Exercise objective: Can the data below be set down again exactly, line for line?
--
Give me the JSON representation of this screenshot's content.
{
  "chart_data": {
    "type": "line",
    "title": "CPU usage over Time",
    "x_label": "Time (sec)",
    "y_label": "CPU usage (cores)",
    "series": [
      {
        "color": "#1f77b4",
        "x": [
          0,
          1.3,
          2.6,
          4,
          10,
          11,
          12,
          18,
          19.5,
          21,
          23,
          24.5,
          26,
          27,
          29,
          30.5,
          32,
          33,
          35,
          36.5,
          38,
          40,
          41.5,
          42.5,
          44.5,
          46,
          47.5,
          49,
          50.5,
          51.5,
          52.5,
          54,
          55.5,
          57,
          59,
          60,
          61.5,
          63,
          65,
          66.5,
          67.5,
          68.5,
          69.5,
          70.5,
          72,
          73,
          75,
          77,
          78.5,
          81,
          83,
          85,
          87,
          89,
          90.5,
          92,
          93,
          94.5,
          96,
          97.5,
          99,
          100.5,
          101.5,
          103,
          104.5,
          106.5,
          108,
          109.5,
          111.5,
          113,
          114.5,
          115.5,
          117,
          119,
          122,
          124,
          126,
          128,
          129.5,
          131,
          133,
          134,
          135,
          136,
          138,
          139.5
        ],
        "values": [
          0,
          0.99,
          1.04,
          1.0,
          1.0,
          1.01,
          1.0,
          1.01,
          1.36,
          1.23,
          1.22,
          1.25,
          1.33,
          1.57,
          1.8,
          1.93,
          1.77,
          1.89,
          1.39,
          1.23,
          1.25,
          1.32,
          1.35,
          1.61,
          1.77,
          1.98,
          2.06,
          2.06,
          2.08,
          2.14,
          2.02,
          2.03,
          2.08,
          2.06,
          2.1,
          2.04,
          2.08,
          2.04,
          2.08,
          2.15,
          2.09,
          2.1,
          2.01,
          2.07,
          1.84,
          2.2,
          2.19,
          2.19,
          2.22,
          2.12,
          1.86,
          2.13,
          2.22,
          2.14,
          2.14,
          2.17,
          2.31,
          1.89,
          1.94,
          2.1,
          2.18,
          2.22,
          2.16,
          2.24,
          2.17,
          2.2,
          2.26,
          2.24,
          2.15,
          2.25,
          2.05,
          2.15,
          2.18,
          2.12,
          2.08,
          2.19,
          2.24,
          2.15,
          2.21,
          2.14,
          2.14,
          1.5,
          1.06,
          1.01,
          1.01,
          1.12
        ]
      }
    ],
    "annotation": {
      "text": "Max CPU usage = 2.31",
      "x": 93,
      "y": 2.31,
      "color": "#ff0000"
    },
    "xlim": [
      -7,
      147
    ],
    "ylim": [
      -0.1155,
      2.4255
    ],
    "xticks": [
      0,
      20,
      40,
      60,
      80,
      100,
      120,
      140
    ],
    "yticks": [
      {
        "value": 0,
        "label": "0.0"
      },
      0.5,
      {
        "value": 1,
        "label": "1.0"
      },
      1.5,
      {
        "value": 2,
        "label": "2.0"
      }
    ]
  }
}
--
Task result:
Give me the JSON representation of this screenshot's content.
{
  "chart_data": {
    "type": "line",
    "title": "CPU usage over Time",
    "x_label": "Time (sec)",
    "y_label": "CPU usage (cores)",
    "series": [
      {
        "color": "#1f77b4",
        "x": [
          0,
          1.3,
          2.6,
          4,
          10,
          11,
          12,
          18,
          19.5,
          21,
          23,
          24.5,
          26,
          27,
          29,
          30.5,
          32,
          33,
          35,
          36.5,
          38,
          40,
          41.5,
          42.5,
          44.5,
          46,
          47.5,
          49,
          50.5,
          51.5,
          52.5,
          54,
          55.5,
          57,
          59,
          60,
          61.5,
          63,
          65,
          66.5,
          67.5,
          68.5,
          69.5,
          70.5,
          72,
          73,
          75,
          77,
          78.5,
          81,
          83,
          85,
          87,
          89,
          90.5,
          92,
          93,
          94.5,
          96,
          97.5,
          99,
          100.5,
          101.5,
          103,
          104.5,
          106.5,
          108,
          109.5,
          111.5,
          113,
          114.5,
          115.5,
          117,
          119,
          122,
          124,
          126,
          128,
          129.5,
          131,
          133,
          134,
          135,
          136,
          138,
          139.5
        ],
        "values": [
          0,
          0.99,
          1.04,
          1.0,
          1.0,
          1.01,
          1.0,
          1.01,
          1.36,
          1.23,
          1.22,
          1.25,
          1.33,
          1.57,
          1.8,
          1.93,
          1.77,
          1.89,
          1.39,
          1.23,
          1.25,
          1.32,
          1.35,
          1.61,
          1.77,
          1.98,
          2.06,
          2.06,
          2.08,
          2.14,
          2.02,
          2.03,
          2.08,
          2.06,
          2.1,
          2.04,
          2.08,
          2.04,
          2.08,
          2.15,
          2.09,
          2.1,
          2.01,
          2.07,
          1.84,
          2.2,
          2.19,
          2.19,
          2.22,
          2.12,
          1.86,
          2.13,
          2.22,
          2.14,
          2.14,
          2.17,
          2.31,
          1.89,
          1.94,
          2.1,
          2.18,
          2.22,
          2.16,
          2.24,
          2.17,
          2.2,
          2.26,
          2.24,
          2.15,
          2.25,
          2.05,
          2.15,
          2.18,
          2.12,
          2.08,
          2.19,
          2.24,
          2.15,
          2.21,
          2.14,
          2.14,
          1.5,
          1.06,
          1.01,
          1.01,
          1.12
        ]
      }
    ],
    "annotation": {
      "text": "Max CPU usage = 2.31",
      "x": 93,
      "y": 2.31,
      "color": "#ff0000"
    },
    "xlim": [
      -7,
      147
    ],
    "ylim": [
      -0.1155,
      2.4255
    ],
    "xticks": [
      0,
      20,
      40,
      60,
      80,
      100,
      120,
      140
    ],
    "yticks": [
      {
        "value": 0,
        "label": "0.0"
      },
      0.5,
      {
        "value": 1,
        "label": "1.0"
      },
      1.5,
      {
        "value": 2,
        "label": "2.0"
      }
    ]
  }
}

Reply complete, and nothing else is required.